### What to work on
Copy out the records below, substituting "skeleton-bar" for every occurrence of "placeholder-bar" and keeping everything else unchanged.

### The input
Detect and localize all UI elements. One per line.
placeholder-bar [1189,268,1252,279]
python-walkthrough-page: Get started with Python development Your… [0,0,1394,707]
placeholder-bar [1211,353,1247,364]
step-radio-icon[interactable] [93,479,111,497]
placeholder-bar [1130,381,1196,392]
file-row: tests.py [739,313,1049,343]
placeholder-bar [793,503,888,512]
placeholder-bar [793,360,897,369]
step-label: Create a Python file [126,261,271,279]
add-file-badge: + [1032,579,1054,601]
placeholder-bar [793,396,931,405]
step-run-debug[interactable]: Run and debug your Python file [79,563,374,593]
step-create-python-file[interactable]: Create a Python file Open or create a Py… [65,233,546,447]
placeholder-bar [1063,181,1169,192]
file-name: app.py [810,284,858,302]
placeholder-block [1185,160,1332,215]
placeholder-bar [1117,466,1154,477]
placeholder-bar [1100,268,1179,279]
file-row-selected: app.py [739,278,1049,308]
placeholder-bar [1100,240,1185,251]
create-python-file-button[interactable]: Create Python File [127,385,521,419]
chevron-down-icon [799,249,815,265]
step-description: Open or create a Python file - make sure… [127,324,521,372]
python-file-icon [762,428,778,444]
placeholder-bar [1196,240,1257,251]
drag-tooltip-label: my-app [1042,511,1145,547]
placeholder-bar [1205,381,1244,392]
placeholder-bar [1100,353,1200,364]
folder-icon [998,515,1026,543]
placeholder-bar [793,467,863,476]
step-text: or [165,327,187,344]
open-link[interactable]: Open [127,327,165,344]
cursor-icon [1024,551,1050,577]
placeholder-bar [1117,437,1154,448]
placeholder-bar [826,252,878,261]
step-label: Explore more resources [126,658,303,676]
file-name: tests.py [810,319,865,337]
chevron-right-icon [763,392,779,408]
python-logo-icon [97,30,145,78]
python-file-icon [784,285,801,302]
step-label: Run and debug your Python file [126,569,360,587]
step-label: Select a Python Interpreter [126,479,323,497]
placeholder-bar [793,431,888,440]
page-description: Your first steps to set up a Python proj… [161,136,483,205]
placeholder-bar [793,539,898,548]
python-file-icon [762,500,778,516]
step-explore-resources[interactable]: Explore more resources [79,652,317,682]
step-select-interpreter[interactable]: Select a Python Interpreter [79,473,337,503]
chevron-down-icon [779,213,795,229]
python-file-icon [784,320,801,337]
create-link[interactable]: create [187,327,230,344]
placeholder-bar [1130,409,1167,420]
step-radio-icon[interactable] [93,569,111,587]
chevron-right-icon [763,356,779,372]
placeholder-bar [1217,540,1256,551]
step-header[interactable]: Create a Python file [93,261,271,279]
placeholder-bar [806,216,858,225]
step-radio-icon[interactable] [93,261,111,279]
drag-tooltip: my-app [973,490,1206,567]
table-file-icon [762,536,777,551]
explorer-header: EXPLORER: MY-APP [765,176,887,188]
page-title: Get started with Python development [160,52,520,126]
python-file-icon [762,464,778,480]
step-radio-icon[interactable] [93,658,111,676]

### Result of the exercise
Detect and localize all UI elements. One per line.
skeleton-bar [1189,268,1252,279]
python-walkthrough-page: Get started with Python development Your… [0,0,1394,707]
skeleton-bar [1211,353,1247,364]
step-radio-icon[interactable] [93,479,111,497]
skeleton-bar [1130,381,1196,392]
file-row: tests.py [739,313,1049,343]
skeleton-bar [793,503,888,512]
skeleton-bar [793,360,897,369]
step-label: Create a Python file [126,261,271,279]
add-file-badge: + [1032,579,1054,601]
skeleton-bar [793,396,931,405]
step-run-debug[interactable]: Run and debug your Python file [79,563,374,593]
step-create-python-file[interactable]: Create a Python file Open or create a Py… [65,233,546,447]
skeleton-bar [1063,181,1169,192]
file-name: app.py [810,284,858,302]
placeholder-block [1185,160,1332,215]
skeleton-bar [1117,466,1154,477]
skeleton-bar [1100,268,1179,279]
file-row-selected: app.py [739,278,1049,308]
skeleton-bar [1100,240,1185,251]
create-python-file-button[interactable]: Create Python File [127,385,521,419]
chevron-down-icon [799,249,815,265]
step-description: Open or create a Python file - make sure… [127,324,521,372]
python-file-icon [762,428,778,444]
skeleton-bar [1196,240,1257,251]
drag-tooltip-label: my-app [1042,511,1145,547]
skeleton-bar [1205,381,1244,392]
skeleton-bar [1100,353,1200,364]
folder-icon [998,515,1026,543]
skeleton-bar [793,467,863,476]
step-text: or [165,327,187,344]
open-link[interactable]: Open [127,327,165,344]
cursor-icon [1024,551,1050,577]
skeleton-bar [1117,437,1154,448]
skeleton-bar [826,252,878,261]
step-label: Explore more resources [126,658,303,676]
file-name: tests.py [810,319,865,337]
chevron-right-icon [763,392,779,408]
python-logo-icon [97,30,145,78]
python-file-icon [784,285,801,302]
step-label: Run and debug your Python file [126,569,360,587]
step-label: Select a Python Interpreter [126,479,323,497]
skeleton-bar [793,431,888,440]
page-description: Your first steps to set up a Python proj… [161,136,483,205]
skeleton-bar [793,539,898,548]
python-file-icon [762,500,778,516]
step-explore-resources[interactable]: Explore more resources [79,652,317,682]
step-select-interpreter[interactable]: Select a Python Interpreter [79,473,337,503]
chevron-down-icon [779,213,795,229]
python-file-icon [784,320,801,337]
create-link[interactable]: create [187,327,230,344]
skeleton-bar [1130,409,1167,420]
step-radio-icon[interactable] [93,569,111,587]
chevron-right-icon [763,356,779,372]
skeleton-bar [1217,540,1256,551]
step-header[interactable]: Create a Python file [93,261,271,279]
skeleton-bar [806,216,858,225]
step-radio-icon[interactable] [93,261,111,279]
drag-tooltip: my-app [973,490,1206,567]
table-file-icon [762,536,777,551]
explorer-header: EXPLORER: MY-APP [765,176,887,188]
page-title: Get started with Python development [160,52,520,126]
python-file-icon [762,464,778,480]
step-radio-icon[interactable] [93,658,111,676]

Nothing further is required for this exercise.